- [Exercise]: Write out every line of the records below without changing a single character.
========
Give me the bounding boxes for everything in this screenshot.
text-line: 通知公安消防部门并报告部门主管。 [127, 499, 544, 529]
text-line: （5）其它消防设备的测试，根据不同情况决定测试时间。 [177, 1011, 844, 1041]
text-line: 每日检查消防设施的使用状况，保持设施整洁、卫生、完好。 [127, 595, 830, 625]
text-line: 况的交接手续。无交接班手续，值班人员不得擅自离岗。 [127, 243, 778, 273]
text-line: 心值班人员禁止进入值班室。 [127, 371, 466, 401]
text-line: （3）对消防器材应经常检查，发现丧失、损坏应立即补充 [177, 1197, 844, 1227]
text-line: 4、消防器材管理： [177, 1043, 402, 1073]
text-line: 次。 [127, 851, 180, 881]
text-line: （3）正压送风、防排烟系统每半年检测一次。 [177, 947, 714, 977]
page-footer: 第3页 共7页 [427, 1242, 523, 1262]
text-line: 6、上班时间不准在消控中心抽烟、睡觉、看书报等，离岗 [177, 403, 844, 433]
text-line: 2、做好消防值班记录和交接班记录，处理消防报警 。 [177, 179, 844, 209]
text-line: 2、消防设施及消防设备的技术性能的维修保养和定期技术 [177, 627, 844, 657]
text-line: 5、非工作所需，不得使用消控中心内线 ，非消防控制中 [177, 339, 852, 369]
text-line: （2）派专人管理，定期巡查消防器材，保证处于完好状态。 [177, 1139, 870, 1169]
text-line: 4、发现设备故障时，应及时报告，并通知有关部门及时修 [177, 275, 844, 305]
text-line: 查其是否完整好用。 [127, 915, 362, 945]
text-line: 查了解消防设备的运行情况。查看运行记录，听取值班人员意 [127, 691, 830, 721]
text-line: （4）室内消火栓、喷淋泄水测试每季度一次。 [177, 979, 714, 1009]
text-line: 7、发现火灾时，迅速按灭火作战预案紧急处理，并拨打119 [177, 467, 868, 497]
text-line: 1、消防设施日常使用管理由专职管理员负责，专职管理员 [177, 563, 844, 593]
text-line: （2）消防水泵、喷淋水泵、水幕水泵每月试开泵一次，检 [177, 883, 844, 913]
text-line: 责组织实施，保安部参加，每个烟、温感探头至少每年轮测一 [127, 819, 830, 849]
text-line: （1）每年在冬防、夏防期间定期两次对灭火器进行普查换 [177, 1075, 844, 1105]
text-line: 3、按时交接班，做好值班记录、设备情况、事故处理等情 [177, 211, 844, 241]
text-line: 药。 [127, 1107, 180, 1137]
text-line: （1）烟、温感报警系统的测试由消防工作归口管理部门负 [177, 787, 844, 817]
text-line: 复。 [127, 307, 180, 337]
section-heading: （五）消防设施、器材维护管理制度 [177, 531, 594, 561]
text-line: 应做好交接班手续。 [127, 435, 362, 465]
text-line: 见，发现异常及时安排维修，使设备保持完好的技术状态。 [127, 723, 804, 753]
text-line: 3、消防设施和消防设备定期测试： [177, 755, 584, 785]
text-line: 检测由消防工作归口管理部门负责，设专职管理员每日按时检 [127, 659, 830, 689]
========
- [Final result]:
Give me the bounding boxes for everything in this screenshot.
text-line: 通知公安消防部门并报告部门主管。 [127, 499, 544, 529]
text-line: （5）其它消防设备的测试，根据不同情况决定测试时间。 [177, 1011, 844, 1041]
text-line: 每日检查消防设施的使用状况，保持设施整洁、卫生、完好。 [127, 595, 830, 625]
text-line: 况的交接手续。无交接班手续，值班人员不得擅自离岗。 [127, 243, 778, 273]
text-line: 心值班人员禁止进入值班室。 [127, 371, 466, 401]
text-line: （3）对消防器材应经常检查，发现丧失、损坏应立即补充 [177, 1197, 844, 1227]
text-line: 4、消防器材管理： [177, 1043, 402, 1073]
text-line: 次。 [127, 851, 180, 881]
text-line: （3）正压送风、防排烟系统每半年检测一次。 [177, 947, 714, 977]
page-footer: 第3页 共7页 [427, 1242, 523, 1262]
text-line: 6、上班时间不准在消控中心抽烟、睡觉、看书报等，离岗 [177, 403, 844, 433]
text-line: 2、做好消防值班记录和交接班记录，处理消防报警 。 [177, 179, 844, 209]
text-line: 2、消防设施及消防设备的技术性能的维修保养和定期技术 [177, 627, 844, 657]
text-line: 5、非工作所需，不得使用消控中心内线 ，非消防控制中 [177, 339, 852, 369]
text-line: （2）派专人管理，定期巡查消防器材，保证处于完好状态。 [177, 1139, 870, 1169]
text-line: 4、发现设备故障时，应及时报告，并通知有关部门及时修 [177, 275, 844, 305]
text-line: 查其是否完整好用。 [127, 915, 362, 945]
text-line: 查了解消防设备的运行情况。查看运行记录，听取值班人员意 [127, 691, 830, 721]
text-line: （4）室内消火栓、喷淋泄水测试每季度一次。 [177, 979, 714, 1009]
text-line: 7、发现火灾时，迅速按灭火作战预案紧急处理，并拨打119 [177, 467, 868, 497]
text-line: 1、消防设施日常使用管理由专职管理员负责，专职管理员 [177, 563, 844, 593]
text-line: （2）消防水泵、喷淋水泵、水幕水泵每月试开泵一次，检 [177, 883, 844, 913]
text-line: 责组织实施，保安部参加，每个烟、温感探头至少每年轮测一 [127, 819, 830, 849]
text-line: （1）每年在冬防、夏防期间定期两次对灭火器进行普查换 [177, 1075, 844, 1105]
text-line: 3、按时交接班，做好值班记录、设备情况、事故处理等情 [177, 211, 844, 241]
text-line: 药。 [127, 1107, 180, 1137]
text-line: （1）烟、温感报警系统的测试由消防工作归口管理部门负 [177, 787, 844, 817]
text-line: 复。 [127, 307, 180, 337]
section-heading: （五）消防设施、器材维护管理制度 [177, 531, 594, 561]
text-line: 应做好交接班手续。 [127, 435, 362, 465]
text-line: 见，发现异常及时安排维修，使设备保持完好的技术状态。 [127, 723, 804, 753]
text-line: 3、消防设施和消防设备定期测试： [177, 755, 584, 785]
text-line: 检测由消防工作归口管理部门负责，设专职管理员每日按时检 [127, 659, 830, 689]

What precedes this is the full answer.